[Dataset records Boundary: Start]

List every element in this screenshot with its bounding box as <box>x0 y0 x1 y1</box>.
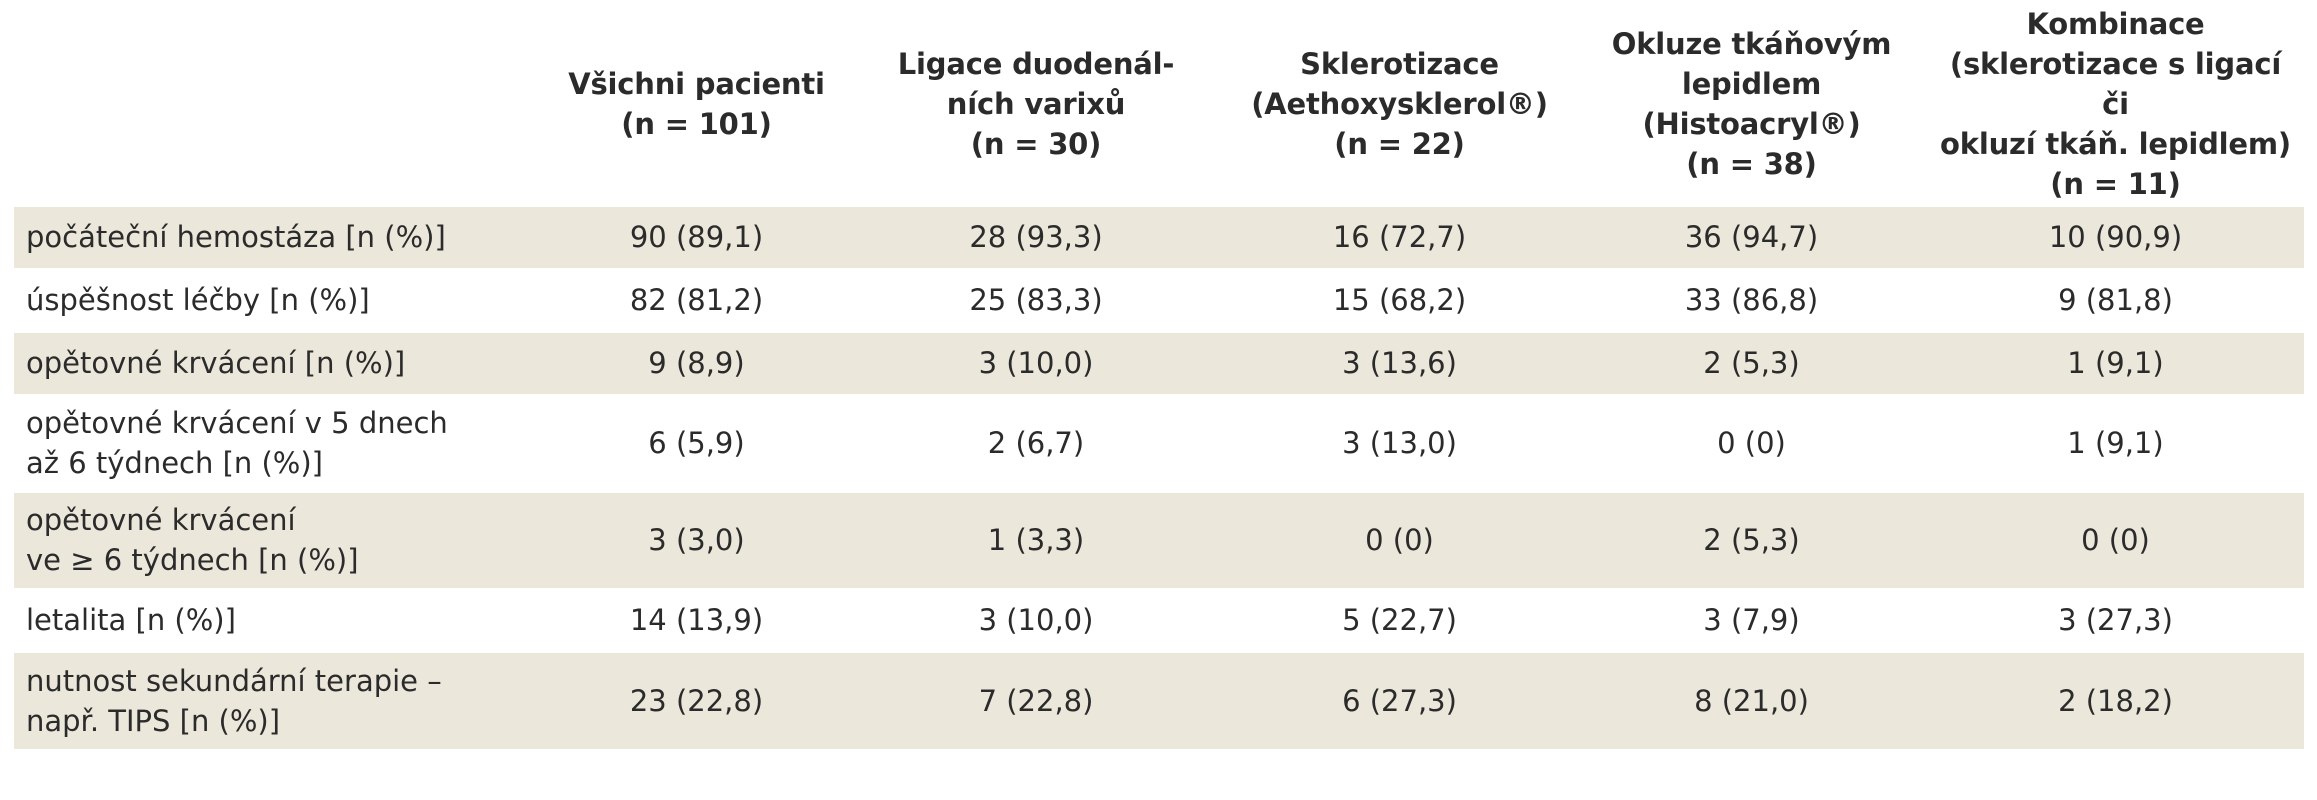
header-row: Všichni pacienti (n = 101) Ligace duoden… <box>14 0 2304 206</box>
table-row: letalita [n (%)] 14 (13,9) 3 (10,0) 5 (2… <box>14 587 2304 652</box>
table-cell: 90 (89,1) <box>544 204 849 269</box>
table-row: opětovné krvácení ve ≥ 6 týdnech [n (%)]… <box>14 490 2304 589</box>
table-cell: 33 (86,8) <box>1576 267 1927 332</box>
table-cell: 1 (9,1) <box>1927 330 2304 395</box>
table-cell: 16 (72,7) <box>1223 204 1576 269</box>
results-table-container: Všichni pacienti (n = 101) Ligace duoden… <box>14 0 2304 792</box>
table-row: opětovné krvácení [n (%)] 9 (8,9) 3 (10,… <box>14 330 2304 395</box>
table-cell: 8 (21,0) <box>1576 650 1927 749</box>
table-cell: 1 (3,3) <box>849 490 1223 589</box>
table-cell: 6 (27,3) <box>1223 650 1576 749</box>
table-cell: 10 (90,9) <box>1927 204 2304 269</box>
table-cell: 2 (5,3) <box>1576 490 1927 589</box>
table-cell: 15 (68,2) <box>1223 267 1576 332</box>
table-cell: 3 (13,0) <box>1223 393 1576 492</box>
table-cell: 3 (10,0) <box>849 587 1223 652</box>
header-tissue-adhesive: Okluze tkáňovým lepidlem (Histoacryl®) (… <box>1611 27 1892 181</box>
row-label: opětovné krvácení [n (%)] <box>14 330 544 395</box>
table-cell: 6 (5,9) <box>544 393 849 492</box>
table-cell: 0 (0) <box>1927 490 2304 589</box>
table-cell: 2 (18,2) <box>1927 650 2304 749</box>
table-cell: 0 (0) <box>1576 393 1927 492</box>
row-label: opětovné krvácení ve ≥ 6 týdnech [n (%)] <box>14 490 544 589</box>
table-cell: 0 (0) <box>1223 490 1576 589</box>
table-row: opětovné krvácení v 5 dnech až 6 týdnech… <box>14 393 2304 492</box>
header-sclerotherapy: Sklerotizace (Aethoxysklerol®) (n = 22) <box>1251 47 1548 161</box>
table-cell: 3 (3,0) <box>544 490 849 589</box>
header-corner-cell <box>14 0 544 206</box>
table-cell: 7 (22,8) <box>849 650 1223 749</box>
table-row: počáteční hemostáza [n (%)] 90 (89,1) 28… <box>14 204 2304 269</box>
table-cell: 14 (13,9) <box>544 587 849 652</box>
table-cell: 5 (22,7) <box>1223 587 1576 652</box>
table-cell: 25 (83,3) <box>849 267 1223 332</box>
table-cell: 3 (27,3) <box>1927 587 2304 652</box>
table-cell: 3 (10,0) <box>849 330 1223 395</box>
table-cell: 2 (5,3) <box>1576 330 1927 395</box>
table-header: Všichni pacienti (n = 101) Ligace duoden… <box>14 0 2304 206</box>
row-label: počáteční hemostáza [n (%)] <box>14 204 544 269</box>
table-cell: 36 (94,7) <box>1576 204 1927 269</box>
row-label: úspěšnost léčby [n (%)] <box>14 267 544 332</box>
table-cell: 3 (13,6) <box>1223 330 1576 395</box>
row-label: letalita [n (%)] <box>14 587 544 652</box>
table-cell: 1 (9,1) <box>1927 393 2304 492</box>
table-row: úspěšnost léčby [n (%)] 82 (81,2) 25 (83… <box>14 267 2304 332</box>
row-label: opětovné krvácení v 5 dnech až 6 týdnech… <box>14 393 544 492</box>
table-cell: 9 (81,8) <box>1927 267 2304 332</box>
header-combination: Kombinace (sklerotizace s ligací či oklu… <box>1940 7 2291 201</box>
table-cell: 82 (81,2) <box>544 267 849 332</box>
results-table: Všichni pacienti (n = 101) Ligace duoden… <box>14 0 2304 749</box>
header-ligation: Ligace duodenál- ních varixů (n = 30) <box>897 47 1175 161</box>
table-cell: 23 (22,8) <box>544 650 849 749</box>
table-cell: 28 (93,3) <box>849 204 1223 269</box>
row-label: nutnost sekundární terapie – např. TIPS … <box>14 650 544 749</box>
table-cell: 3 (7,9) <box>1576 587 1927 652</box>
table-cell: 2 (6,7) <box>849 393 1223 492</box>
header-all-patients: Všichni pacienti (n = 101) <box>568 67 825 141</box>
table-body: počáteční hemostáza [n (%)] 90 (89,1) 28… <box>14 204 2304 749</box>
table-row: nutnost sekundární terapie – např. TIPS … <box>14 650 2304 749</box>
table-cell: 9 (8,9) <box>544 330 849 395</box>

[Dataset records Boundary: End]

Exercise: Images do not belong in the copy; reproduce all other parts of the records above verbatim.

Result below:
List every element in this screenshot with its bounding box as <box>x0 y0 x1 y1</box>.
header-row: Všichni pacienti (n = 101) Ligace duoden… <box>14 0 2304 206</box>
table-row: letalita [n (%)] 14 (13,9) 3 (10,0) 5 (2… <box>14 587 2304 652</box>
table-cell: 90 (89,1) <box>544 204 849 269</box>
table-row: opětovné krvácení ve ≥ 6 týdnech [n (%)]… <box>14 490 2304 589</box>
table-cell: 33 (86,8) <box>1576 267 1927 332</box>
table-cell: 1 (9,1) <box>1927 330 2304 395</box>
table-cell: 16 (72,7) <box>1223 204 1576 269</box>
results-table-container: Všichni pacienti (n = 101) Ligace duoden… <box>14 0 2304 792</box>
table-row: opětovné krvácení [n (%)] 9 (8,9) 3 (10,… <box>14 330 2304 395</box>
table-cell: 8 (21,0) <box>1576 650 1927 749</box>
table-cell: 1 (3,3) <box>849 490 1223 589</box>
table-cell: 6 (27,3) <box>1223 650 1576 749</box>
table-cell: 10 (90,9) <box>1927 204 2304 269</box>
table-cell: 2 (5,3) <box>1576 490 1927 589</box>
table-cell: 15 (68,2) <box>1223 267 1576 332</box>
table-cell: 3 (13,0) <box>1223 393 1576 492</box>
table-cell: 3 (10,0) <box>849 587 1223 652</box>
header-tissue-adhesive: Okluze tkáňovým lepidlem (Histoacryl®) (… <box>1611 27 1892 181</box>
row-label: opětovné krvácení [n (%)] <box>14 330 544 395</box>
table-cell: 6 (5,9) <box>544 393 849 492</box>
table-cell: 0 (0) <box>1927 490 2304 589</box>
table-cell: 2 (18,2) <box>1927 650 2304 749</box>
table-cell: 0 (0) <box>1576 393 1927 492</box>
row-label: opětovné krvácení ve ≥ 6 týdnech [n (%)] <box>14 490 544 589</box>
table-cell: 0 (0) <box>1223 490 1576 589</box>
table-row: opětovné krvácení v 5 dnech až 6 týdnech… <box>14 393 2304 492</box>
header-sclerotherapy: Sklerotizace (Aethoxysklerol®) (n = 22) <box>1251 47 1548 161</box>
table-cell: 3 (3,0) <box>544 490 849 589</box>
header-corner-cell <box>14 0 544 206</box>
table-cell: 7 (22,8) <box>849 650 1223 749</box>
table-row: počáteční hemostáza [n (%)] 90 (89,1) 28… <box>14 204 2304 269</box>
table-cell: 14 (13,9) <box>544 587 849 652</box>
table-cell: 5 (22,7) <box>1223 587 1576 652</box>
table-cell: 25 (83,3) <box>849 267 1223 332</box>
table-cell: 3 (27,3) <box>1927 587 2304 652</box>
table-cell: 3 (10,0) <box>849 330 1223 395</box>
table-cell: 2 (5,3) <box>1576 330 1927 395</box>
table-header: Všichni pacienti (n = 101) Ligace duoden… <box>14 0 2304 206</box>
row-label: počáteční hemostáza [n (%)] <box>14 204 544 269</box>
table-cell: 36 (94,7) <box>1576 204 1927 269</box>
row-label: úspěšnost léčby [n (%)] <box>14 267 544 332</box>
table-cell: 3 (13,6) <box>1223 330 1576 395</box>
row-label: letalita [n (%)] <box>14 587 544 652</box>
table-cell: 1 (9,1) <box>1927 393 2304 492</box>
table-row: úspěšnost léčby [n (%)] 82 (81,2) 25 (83… <box>14 267 2304 332</box>
row-label: opětovné krvácení v 5 dnech až 6 týdnech… <box>14 393 544 492</box>
table-cell: 9 (81,8) <box>1927 267 2304 332</box>
header-combination: Kombinace (sklerotizace s ligací či oklu… <box>1940 7 2291 201</box>
table-cell: 82 (81,2) <box>544 267 849 332</box>
results-table: Všichni pacienti (n = 101) Ligace duoden… <box>14 0 2304 749</box>
header-ligation: Ligace duodenál- ních varixů (n = 30) <box>897 47 1175 161</box>
table-cell: 23 (22,8) <box>544 650 849 749</box>
table-cell: 28 (93,3) <box>849 204 1223 269</box>
row-label: nutnost sekundární terapie – např. TIPS … <box>14 650 544 749</box>
table-cell: 3 (7,9) <box>1576 587 1927 652</box>
table-cell: 2 (6,7) <box>849 393 1223 492</box>
header-all-patients: Všichni pacienti (n = 101) <box>568 67 825 141</box>
table-body: počáteční hemostáza [n (%)] 90 (89,1) 28… <box>14 204 2304 749</box>
table-row: nutnost sekundární terapie – např. TIPS … <box>14 650 2304 749</box>
table-cell: 9 (8,9) <box>544 330 849 395</box>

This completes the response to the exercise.